---------- Given data

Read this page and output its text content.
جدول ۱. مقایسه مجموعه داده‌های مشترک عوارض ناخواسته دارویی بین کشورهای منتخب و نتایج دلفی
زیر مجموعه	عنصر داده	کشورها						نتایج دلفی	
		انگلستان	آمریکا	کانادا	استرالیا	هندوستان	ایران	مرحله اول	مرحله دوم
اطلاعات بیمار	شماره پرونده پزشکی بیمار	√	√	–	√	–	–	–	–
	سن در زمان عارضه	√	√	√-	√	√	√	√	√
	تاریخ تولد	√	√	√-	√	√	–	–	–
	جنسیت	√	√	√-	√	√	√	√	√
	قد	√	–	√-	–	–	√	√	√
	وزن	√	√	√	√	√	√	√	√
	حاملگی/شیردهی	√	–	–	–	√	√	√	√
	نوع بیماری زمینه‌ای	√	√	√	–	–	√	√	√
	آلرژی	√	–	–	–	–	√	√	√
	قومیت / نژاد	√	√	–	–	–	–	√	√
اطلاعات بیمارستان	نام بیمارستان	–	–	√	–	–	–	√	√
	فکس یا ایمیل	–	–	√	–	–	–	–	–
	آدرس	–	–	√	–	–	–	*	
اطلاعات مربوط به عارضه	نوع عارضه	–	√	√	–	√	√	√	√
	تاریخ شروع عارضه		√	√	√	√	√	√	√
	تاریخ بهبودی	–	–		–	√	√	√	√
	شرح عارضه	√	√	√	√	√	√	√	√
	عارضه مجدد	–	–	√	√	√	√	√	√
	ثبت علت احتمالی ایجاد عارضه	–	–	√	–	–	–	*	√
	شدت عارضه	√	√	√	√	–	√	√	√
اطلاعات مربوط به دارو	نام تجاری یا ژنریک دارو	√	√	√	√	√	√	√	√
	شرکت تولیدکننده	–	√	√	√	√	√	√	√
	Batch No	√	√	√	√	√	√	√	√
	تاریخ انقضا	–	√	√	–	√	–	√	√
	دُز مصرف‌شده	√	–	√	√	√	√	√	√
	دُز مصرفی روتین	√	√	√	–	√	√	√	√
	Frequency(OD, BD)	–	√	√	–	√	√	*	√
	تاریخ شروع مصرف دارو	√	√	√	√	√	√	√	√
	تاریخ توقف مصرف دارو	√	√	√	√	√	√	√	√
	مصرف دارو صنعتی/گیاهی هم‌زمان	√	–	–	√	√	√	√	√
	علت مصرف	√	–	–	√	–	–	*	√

--------------------

◆ Problem to solve
Identify every line above with the string "دلفی" in it. Copy those lines.

◆ Response to the exercise
جدول ۱. مقایسه مجموعه داده‌های مشترک عوارض ناخواسته دارویی بین کشورهای منتخب و نتایج دلفی
زیر مجموعه	عنصر داده	کشورها						نتایج دلفی	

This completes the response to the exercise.